THE PROBLEM.
Your task is to copy every line of this material exactly.

━━━━━━━━━━━━━━━━━━━━

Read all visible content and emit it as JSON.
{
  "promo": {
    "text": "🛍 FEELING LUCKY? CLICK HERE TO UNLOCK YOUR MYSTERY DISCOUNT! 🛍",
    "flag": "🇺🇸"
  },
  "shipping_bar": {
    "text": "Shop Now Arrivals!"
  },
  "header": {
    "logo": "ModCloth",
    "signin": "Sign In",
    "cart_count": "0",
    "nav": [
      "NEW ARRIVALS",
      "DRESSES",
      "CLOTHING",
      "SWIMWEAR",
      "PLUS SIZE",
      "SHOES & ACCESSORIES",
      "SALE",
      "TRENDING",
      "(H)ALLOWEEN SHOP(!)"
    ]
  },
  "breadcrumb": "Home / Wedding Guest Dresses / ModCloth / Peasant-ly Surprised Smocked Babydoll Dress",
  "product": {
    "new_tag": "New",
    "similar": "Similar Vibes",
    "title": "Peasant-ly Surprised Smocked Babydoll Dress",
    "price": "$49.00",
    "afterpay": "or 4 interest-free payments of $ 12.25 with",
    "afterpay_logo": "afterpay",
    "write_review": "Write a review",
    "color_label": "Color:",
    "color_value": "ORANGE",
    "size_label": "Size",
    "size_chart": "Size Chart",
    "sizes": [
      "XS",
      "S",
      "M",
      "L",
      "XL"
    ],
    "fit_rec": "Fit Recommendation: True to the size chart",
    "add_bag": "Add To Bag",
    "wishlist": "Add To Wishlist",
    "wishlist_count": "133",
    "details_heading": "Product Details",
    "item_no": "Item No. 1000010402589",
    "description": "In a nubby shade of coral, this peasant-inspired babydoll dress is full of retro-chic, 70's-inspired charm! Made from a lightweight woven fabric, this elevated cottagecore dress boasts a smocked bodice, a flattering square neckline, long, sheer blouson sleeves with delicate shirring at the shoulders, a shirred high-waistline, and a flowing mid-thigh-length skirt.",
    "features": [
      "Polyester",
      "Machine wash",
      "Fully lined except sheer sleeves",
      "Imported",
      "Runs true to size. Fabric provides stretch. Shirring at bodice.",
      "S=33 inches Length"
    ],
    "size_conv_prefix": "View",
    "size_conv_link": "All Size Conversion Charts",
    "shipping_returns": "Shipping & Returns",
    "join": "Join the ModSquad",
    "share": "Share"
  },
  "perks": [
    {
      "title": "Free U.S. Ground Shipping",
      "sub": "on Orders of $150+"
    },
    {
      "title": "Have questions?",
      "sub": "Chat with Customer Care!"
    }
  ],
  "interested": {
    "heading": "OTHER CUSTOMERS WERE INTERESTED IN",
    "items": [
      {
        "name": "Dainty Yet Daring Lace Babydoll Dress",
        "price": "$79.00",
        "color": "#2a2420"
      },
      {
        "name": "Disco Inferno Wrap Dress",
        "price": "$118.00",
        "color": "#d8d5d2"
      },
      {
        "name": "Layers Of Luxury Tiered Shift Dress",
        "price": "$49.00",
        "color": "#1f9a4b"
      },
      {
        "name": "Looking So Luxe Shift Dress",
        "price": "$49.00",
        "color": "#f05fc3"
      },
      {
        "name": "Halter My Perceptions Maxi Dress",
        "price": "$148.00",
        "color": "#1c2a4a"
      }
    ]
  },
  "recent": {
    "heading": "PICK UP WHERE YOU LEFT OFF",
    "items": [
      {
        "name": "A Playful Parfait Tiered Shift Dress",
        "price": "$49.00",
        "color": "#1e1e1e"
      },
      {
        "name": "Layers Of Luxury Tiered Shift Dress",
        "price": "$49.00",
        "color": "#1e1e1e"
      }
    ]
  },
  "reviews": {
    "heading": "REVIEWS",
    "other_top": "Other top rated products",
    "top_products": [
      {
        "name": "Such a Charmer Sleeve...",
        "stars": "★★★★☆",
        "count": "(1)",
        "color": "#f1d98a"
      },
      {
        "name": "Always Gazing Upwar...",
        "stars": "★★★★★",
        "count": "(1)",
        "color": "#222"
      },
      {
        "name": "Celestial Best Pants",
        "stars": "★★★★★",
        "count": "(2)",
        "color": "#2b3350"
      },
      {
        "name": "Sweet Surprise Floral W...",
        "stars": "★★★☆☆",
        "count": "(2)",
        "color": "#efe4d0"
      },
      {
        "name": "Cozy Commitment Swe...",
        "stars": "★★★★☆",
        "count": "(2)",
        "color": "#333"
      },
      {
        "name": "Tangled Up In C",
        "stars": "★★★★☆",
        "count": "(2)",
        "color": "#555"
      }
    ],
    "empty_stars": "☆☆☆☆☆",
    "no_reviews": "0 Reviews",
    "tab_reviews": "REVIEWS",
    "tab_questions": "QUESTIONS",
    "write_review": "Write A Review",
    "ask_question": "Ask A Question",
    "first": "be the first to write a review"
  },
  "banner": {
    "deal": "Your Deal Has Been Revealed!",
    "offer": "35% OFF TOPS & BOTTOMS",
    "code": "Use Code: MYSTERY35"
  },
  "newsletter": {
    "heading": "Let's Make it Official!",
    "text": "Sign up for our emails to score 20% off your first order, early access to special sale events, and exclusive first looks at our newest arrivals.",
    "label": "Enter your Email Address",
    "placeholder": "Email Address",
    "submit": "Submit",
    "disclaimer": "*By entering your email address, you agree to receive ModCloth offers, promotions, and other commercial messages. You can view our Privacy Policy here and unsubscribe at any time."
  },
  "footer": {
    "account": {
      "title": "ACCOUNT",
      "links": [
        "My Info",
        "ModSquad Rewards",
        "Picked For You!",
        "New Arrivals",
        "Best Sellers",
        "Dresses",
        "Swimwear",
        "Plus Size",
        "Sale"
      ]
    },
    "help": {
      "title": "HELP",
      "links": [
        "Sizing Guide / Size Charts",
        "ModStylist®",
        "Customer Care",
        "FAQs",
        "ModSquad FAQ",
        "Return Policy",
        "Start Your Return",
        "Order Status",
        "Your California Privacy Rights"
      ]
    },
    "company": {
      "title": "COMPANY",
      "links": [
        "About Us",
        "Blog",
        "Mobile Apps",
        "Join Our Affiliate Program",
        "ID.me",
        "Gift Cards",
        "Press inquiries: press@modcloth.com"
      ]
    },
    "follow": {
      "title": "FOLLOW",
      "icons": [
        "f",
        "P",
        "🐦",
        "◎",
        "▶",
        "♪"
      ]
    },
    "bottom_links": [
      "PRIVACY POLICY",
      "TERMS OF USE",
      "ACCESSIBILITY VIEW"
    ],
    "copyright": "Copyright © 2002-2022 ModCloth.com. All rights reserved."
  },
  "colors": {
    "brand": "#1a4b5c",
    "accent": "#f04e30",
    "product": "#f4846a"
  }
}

━━━━━━━━━━━━━━━━━━━━

SOLUTION TO THE PROBLEM.
Read all visible content and emit it as JSON.
{
  "promo": {
    "text": "🛍 FEELING LUCKY? CLICK HERE TO UNLOCK YOUR MYSTERY DISCOUNT! 🛍",
    "flag": "🇺🇸"
  },
  "shipping_bar": {
    "text": "Shop Now Arrivals!"
  },
  "header": {
    "logo": "ModCloth",
    "signin": "Sign In",
    "cart_count": "0",
    "nav": [
      "NEW ARRIVALS",
      "DRESSES",
      "CLOTHING",
      "SWIMWEAR",
      "PLUS SIZE",
      "SHOES & ACCESSORIES",
      "SALE",
      "TRENDING",
      "(H)ALLOWEEN SHOP(!)"
    ]
  },
  "breadcrumb": "Home / Wedding Guest Dresses / ModCloth / Peasant-ly Surprised Smocked Babydoll Dress",
  "product": {
    "new_tag": "New",
    "similar": "Similar Vibes",
    "title": "Peasant-ly Surprised Smocked Babydoll Dress",
    "price": "$49.00",
    "afterpay": "or 4 interest-free payments of $ 12.25 with",
    "afterpay_logo": "afterpay",
    "write_review": "Write a review",
    "color_label": "Color:",
    "color_value": "ORANGE",
    "size_label": "Size",
    "size_chart": "Size Chart",
    "sizes": [
      "XS",
      "S",
      "M",
      "L",
      "XL"
    ],
    "fit_rec": "Fit Recommendation: True to the size chart",
    "add_bag": "Add To Bag",
    "wishlist": "Add To Wishlist",
    "wishlist_count": "133",
    "details_heading": "Product Details",
    "item_no": "Item No. 1000010402589",
    "description": "In a nubby shade of coral, this peasant-inspired babydoll dress is full of retro-chic, 70's-inspired charm! Made from a lightweight woven fabric, this elevated cottagecore dress boasts a smocked bodice, a flattering square neckline, long, sheer blouson sleeves with delicate shirring at the shoulders, a shirred high-waistline, and a flowing mid-thigh-length skirt.",
    "features": [
      "Polyester",
      "Machine wash",
      "Fully lined except sheer sleeves",
      "Imported",
      "Runs true to size. Fabric provides stretch. Shirring at bodice.",
      "S=33 inches Length"
    ],
    "size_conv_prefix": "View",
    "size_conv_link": "All Size Conversion Charts",
    "shipping_returns": "Shipping & Returns",
    "join": "Join the ModSquad",
    "share": "Share"
  },
  "perks": [
    {
      "title": "Free U.S. Ground Shipping",
      "sub": "on Orders of $150+"
    },
    {
      "title": "Have questions?",
      "sub": "Chat with Customer Care!"
    }
  ],
  "interested": {
    "heading": "OTHER CUSTOMERS WERE INTERESTED IN",
    "items": [
      {
        "name": "Dainty Yet Daring Lace Babydoll Dress",
        "price": "$79.00",
        "color": "#2a2420"
      },
      {
        "name": "Disco Inferno Wrap Dress",
        "price": "$118.00",
        "color": "#d8d5d2"
      },
      {
        "name": "Layers Of Luxury Tiered Shift Dress",
        "price": "$49.00",
        "color": "#1f9a4b"
      },
      {
        "name": "Looking So Luxe Shift Dress",
        "price": "$49.00",
        "color": "#f05fc3"
      },
      {
        "name": "Halter My Perceptions Maxi Dress",
        "price": "$148.00",
        "color": "#1c2a4a"
      }
    ]
  },
  "recent": {
    "heading": "PICK UP WHERE YOU LEFT OFF",
    "items": [
      {
        "name": "A Playful Parfait Tiered Shift Dress",
        "price": "$49.00",
        "color": "#1e1e1e"
      },
      {
        "name": "Layers Of Luxury Tiered Shift Dress",
        "price": "$49.00",
        "color": "#1e1e1e"
      }
    ]
  },
  "reviews": {
    "heading": "REVIEWS",
    "other_top": "Other top rated products",
    "top_products": [
      {
        "name": "Such a Charmer Sleeve...",
        "stars": "★★★★☆",
        "count": "(1)",
        "color": "#f1d98a"
      },
      {
        "name": "Always Gazing Upwar...",
        "stars": "★★★★★",
        "count": "(1)",
        "color": "#222"
      },
      {
        "name": "Celestial Best Pants",
        "stars": "★★★★★",
        "count": "(2)",
        "color": "#2b3350"
      },
      {
        "name": "Sweet Surprise Floral W...",
        "stars": "★★★☆☆",
        "count": "(2)",
        "color": "#efe4d0"
      },
      {
        "name": "Cozy Commitment Swe...",
        "stars": "★★★★☆",
        "count": "(2)",
        "color": "#333"
      },
      {
        "name": "Tangled Up In C",
        "stars": "★★★★☆",
        "count": "(2)",
        "color": "#555"
      }
    ],
    "empty_stars": "☆☆☆☆☆",
    "no_reviews": "0 Reviews",
    "tab_reviews": "REVIEWS",
    "tab_questions": "QUESTIONS",
    "write_review": "Write A Review",
    "ask_question": "Ask A Question",
    "first": "be the first to write a review"
  },
  "banner": {
    "deal": "Your Deal Has Been Revealed!",
    "offer": "35% OFF TOPS & BOTTOMS",
    "code": "Use Code: MYSTERY35"
  },
  "newsletter": {
    "heading": "Let's Make it Official!",
    "text": "Sign up for our emails to score 20% off your first order, early access to special sale events, and exclusive first looks at our newest arrivals.",
    "label": "Enter your Email Address",
    "placeholder": "Email Address",
    "submit": "Submit",
    "disclaimer": "*By entering your email address, you agree to receive ModCloth offers, promotions, and other commercial messages. You can view our Privacy Policy here and unsubscribe at any time."
  },
  "footer": {
    "account": {
      "title": "ACCOUNT",
      "links": [
        "My Info",
        "ModSquad Rewards",
        "Picked For You!",
        "New Arrivals",
        "Best Sellers",
        "Dresses",
        "Swimwear",
        "Plus Size",
        "Sale"
      ]
    },
    "help": {
      "title": "HELP",
      "links": [
        "Sizing Guide / Size Charts",
        "ModStylist®",
        "Customer Care",
        "FAQs",
        "ModSquad FAQ",
        "Return Policy",
        "Start Your Return",
        "Order Status",
        "Your California Privacy Rights"
      ]
    },
    "company": {
      "title": "COMPANY",
      "links": [
        "About Us",
        "Blog",
        "Mobile Apps",
        "Join Our Affiliate Program",
        "ID.me",
        "Gift Cards",
        "Press inquiries: press@modcloth.com"
      ]
    },
    "follow": {
      "title": "FOLLOW",
      "icons": [
        "f",
        "P",
        "🐦",
        "◎",
        "▶",
        "♪"
      ]
    },
    "bottom_links": [
      "PRIVACY POLICY",
      "TERMS OF USE",
      "ACCESSIBILITY VIEW"
    ],
    "copyright": "Copyright © 2002-2022 ModCloth.com. All rights reserved."
  },
  "colors": {
    "brand": "#1a4b5c",
    "accent": "#f04e30",
    "product": "#f4846a"
  }
}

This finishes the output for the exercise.